## HOW TO COMPLETE THIS TASK
Copy the records that follow exactly, leaving nothing out.

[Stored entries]
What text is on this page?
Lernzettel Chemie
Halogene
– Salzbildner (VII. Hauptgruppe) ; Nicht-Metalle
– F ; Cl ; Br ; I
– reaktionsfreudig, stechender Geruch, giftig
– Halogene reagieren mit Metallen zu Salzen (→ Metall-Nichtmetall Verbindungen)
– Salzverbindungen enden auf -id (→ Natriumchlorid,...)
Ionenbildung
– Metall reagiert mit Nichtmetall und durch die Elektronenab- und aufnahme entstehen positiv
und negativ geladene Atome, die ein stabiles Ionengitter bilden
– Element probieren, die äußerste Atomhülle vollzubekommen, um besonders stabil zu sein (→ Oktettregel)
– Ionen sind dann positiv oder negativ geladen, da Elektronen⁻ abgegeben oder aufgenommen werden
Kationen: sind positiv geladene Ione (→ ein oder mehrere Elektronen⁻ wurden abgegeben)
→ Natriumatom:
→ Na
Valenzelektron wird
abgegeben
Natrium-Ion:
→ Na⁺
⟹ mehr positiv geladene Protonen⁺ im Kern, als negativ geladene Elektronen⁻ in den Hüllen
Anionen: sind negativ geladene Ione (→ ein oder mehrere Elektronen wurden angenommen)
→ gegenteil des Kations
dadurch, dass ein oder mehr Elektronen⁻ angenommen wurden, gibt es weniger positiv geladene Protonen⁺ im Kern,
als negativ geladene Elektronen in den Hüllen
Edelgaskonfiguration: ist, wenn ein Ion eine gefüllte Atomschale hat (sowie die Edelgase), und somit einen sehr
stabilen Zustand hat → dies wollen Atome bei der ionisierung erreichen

## OUTPUT BELOW
What text is on this page?
Lernzettel Chemie
Halogene
– Salzbildner (VII. Hauptgruppe) ; Nicht-Metalle
– F ; Cl ; Br ; I
– reaktionsfreudig, stechender Geruch, giftig
– Halogene reagieren mit Metallen zu Salzen (→ Metall-Nichtmetall Verbindungen)
– Salzverbindungen enden auf -id (→ Natriumchlorid,...)
Ionenbildung
– Metall reagiert mit Nichtmetall und durch die Elektronenab- und aufnahme entstehen positiv
und negativ geladene Atome, die ein stabiles Ionengitter bilden
– Element probieren, die äußerste Atomhülle vollzubekommen, um besonders stabil zu sein (→ Oktettregel)
– Ionen sind dann positiv oder negativ geladen, da Elektronen⁻ abgegeben oder aufgenommen werden
Kationen: sind positiv geladene Ione (→ ein oder mehrere Elektronen⁻ wurden abgegeben)
→ Natriumatom:
→ Na
Valenzelektron wird
abgegeben
Natrium-Ion:
→ Na⁺
⟹ mehr positiv geladene Protonen⁺ im Kern, als negativ geladene Elektronen⁻ in den Hüllen
Anionen: sind negativ geladene Ione (→ ein oder mehrere Elektronen wurden angenommen)
→ gegenteil des Kations
dadurch, dass ein oder mehr Elektronen⁻ angenommen wurden, gibt es weniger positiv geladene Protonen⁺ im Kern,
als negativ geladene Elektronen in den Hüllen
Edelgaskonfiguration: ist, wenn ein Ion eine gefüllte Atomschale hat (sowie die Edelgase), und somit einen sehr
stabilen Zustand hat → dies wollen Atome bei der ionisierung erreichen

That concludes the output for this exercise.